**What the task asks**
Every line that holds the string "solid" is to be identified and copied.

**Data to process**
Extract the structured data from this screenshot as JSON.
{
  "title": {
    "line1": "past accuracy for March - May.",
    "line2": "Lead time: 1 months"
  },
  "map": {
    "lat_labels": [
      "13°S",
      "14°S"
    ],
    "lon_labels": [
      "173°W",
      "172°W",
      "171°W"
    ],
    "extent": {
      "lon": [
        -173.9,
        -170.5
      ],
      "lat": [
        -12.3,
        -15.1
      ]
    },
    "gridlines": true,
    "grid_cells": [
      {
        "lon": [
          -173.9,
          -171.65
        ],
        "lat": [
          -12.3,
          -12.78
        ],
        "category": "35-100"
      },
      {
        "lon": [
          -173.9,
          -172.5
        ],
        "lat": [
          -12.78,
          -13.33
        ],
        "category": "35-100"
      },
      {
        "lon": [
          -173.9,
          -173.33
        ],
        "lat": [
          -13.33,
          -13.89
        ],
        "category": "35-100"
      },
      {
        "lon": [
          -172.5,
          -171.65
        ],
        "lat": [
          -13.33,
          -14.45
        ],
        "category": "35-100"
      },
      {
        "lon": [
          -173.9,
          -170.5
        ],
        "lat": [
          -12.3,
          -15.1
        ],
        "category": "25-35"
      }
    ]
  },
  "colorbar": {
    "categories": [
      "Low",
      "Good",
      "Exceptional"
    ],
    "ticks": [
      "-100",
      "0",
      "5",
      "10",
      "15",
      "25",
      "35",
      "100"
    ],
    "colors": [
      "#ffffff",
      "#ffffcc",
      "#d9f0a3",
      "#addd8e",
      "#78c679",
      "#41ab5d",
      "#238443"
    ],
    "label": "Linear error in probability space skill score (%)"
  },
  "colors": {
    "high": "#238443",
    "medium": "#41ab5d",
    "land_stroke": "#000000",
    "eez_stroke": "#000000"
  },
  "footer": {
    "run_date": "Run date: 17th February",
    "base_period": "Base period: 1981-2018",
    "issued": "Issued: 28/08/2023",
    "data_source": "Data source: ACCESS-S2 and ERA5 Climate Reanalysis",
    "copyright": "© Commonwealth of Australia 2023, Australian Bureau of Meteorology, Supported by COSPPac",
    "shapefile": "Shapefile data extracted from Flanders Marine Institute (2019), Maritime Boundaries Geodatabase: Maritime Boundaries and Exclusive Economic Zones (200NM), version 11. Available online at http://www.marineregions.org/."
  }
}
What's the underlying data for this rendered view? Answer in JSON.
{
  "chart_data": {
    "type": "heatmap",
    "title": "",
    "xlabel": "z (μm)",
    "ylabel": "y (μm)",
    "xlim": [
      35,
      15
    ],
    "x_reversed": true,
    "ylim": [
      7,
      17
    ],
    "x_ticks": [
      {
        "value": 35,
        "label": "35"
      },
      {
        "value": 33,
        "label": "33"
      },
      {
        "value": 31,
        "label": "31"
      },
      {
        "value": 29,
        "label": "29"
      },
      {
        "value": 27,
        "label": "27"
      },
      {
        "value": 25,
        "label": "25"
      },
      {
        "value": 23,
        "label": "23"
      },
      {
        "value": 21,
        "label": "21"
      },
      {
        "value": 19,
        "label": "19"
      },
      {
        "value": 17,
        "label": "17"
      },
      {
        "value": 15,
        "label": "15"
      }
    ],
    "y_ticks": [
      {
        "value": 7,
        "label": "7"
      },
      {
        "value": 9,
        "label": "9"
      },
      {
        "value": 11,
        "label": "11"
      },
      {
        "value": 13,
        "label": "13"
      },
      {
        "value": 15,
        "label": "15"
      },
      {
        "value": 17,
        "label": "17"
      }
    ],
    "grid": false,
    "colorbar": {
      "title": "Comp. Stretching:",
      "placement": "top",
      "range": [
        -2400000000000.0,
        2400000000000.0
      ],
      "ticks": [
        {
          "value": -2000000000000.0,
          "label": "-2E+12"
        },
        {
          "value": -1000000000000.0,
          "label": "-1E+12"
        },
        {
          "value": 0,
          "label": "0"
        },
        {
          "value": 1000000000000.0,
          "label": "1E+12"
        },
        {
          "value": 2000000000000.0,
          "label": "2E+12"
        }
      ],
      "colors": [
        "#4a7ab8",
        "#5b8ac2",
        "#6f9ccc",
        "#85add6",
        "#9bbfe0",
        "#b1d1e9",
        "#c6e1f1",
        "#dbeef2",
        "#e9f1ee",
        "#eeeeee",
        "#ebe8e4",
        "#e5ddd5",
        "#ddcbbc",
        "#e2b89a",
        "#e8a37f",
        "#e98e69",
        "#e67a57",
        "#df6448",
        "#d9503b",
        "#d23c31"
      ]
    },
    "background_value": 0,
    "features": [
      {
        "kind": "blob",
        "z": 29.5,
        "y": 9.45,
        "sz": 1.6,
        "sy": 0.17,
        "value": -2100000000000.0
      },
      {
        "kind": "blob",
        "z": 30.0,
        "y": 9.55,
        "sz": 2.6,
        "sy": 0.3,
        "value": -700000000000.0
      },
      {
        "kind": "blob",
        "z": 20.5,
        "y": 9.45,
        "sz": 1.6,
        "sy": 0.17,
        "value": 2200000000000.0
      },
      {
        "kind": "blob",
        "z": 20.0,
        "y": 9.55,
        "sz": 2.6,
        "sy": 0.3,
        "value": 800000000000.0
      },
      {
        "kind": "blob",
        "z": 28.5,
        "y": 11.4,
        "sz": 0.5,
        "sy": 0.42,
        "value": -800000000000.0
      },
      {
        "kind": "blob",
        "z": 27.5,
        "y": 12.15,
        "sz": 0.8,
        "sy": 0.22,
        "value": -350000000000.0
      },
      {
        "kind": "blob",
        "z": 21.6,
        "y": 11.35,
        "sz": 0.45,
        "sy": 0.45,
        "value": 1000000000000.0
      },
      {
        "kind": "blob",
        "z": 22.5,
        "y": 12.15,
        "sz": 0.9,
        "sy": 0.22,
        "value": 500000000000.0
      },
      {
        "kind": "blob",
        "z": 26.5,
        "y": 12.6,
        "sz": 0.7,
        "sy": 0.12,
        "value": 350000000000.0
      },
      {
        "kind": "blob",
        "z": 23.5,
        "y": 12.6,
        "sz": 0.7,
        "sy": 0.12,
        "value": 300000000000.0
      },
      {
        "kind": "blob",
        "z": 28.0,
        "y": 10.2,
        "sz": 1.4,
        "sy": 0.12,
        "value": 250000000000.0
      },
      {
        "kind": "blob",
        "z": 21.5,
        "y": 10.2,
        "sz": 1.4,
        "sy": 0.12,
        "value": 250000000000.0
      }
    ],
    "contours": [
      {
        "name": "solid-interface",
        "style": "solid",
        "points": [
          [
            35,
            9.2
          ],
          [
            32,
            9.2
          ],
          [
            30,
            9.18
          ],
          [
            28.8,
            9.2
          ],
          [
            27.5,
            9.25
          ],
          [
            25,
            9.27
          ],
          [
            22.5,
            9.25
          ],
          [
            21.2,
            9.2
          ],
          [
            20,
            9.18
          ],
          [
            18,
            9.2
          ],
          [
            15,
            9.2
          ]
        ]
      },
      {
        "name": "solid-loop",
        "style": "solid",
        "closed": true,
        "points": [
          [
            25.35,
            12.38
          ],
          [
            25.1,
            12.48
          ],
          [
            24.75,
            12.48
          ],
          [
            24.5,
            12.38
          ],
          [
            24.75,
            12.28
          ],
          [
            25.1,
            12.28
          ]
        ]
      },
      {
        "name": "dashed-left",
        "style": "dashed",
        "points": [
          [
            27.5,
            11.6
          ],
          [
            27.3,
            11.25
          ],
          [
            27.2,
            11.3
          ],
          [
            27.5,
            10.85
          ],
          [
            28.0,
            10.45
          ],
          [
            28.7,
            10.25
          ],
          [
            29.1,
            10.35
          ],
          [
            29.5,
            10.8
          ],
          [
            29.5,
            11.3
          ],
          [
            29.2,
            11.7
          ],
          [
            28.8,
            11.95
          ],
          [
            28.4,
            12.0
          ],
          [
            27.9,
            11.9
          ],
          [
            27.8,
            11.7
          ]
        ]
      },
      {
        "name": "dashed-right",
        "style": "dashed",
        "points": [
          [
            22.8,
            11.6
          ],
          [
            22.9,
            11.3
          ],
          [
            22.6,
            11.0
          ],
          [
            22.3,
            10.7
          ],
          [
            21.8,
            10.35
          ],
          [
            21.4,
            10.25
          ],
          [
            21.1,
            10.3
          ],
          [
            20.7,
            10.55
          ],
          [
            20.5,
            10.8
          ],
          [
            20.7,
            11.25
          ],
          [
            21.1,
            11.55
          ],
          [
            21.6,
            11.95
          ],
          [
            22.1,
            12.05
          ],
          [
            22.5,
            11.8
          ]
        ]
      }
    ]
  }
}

**Task result**
        "name": "solid-interface",
        "style": "solid",
        "name": "solid-loop",
        "style": "solid",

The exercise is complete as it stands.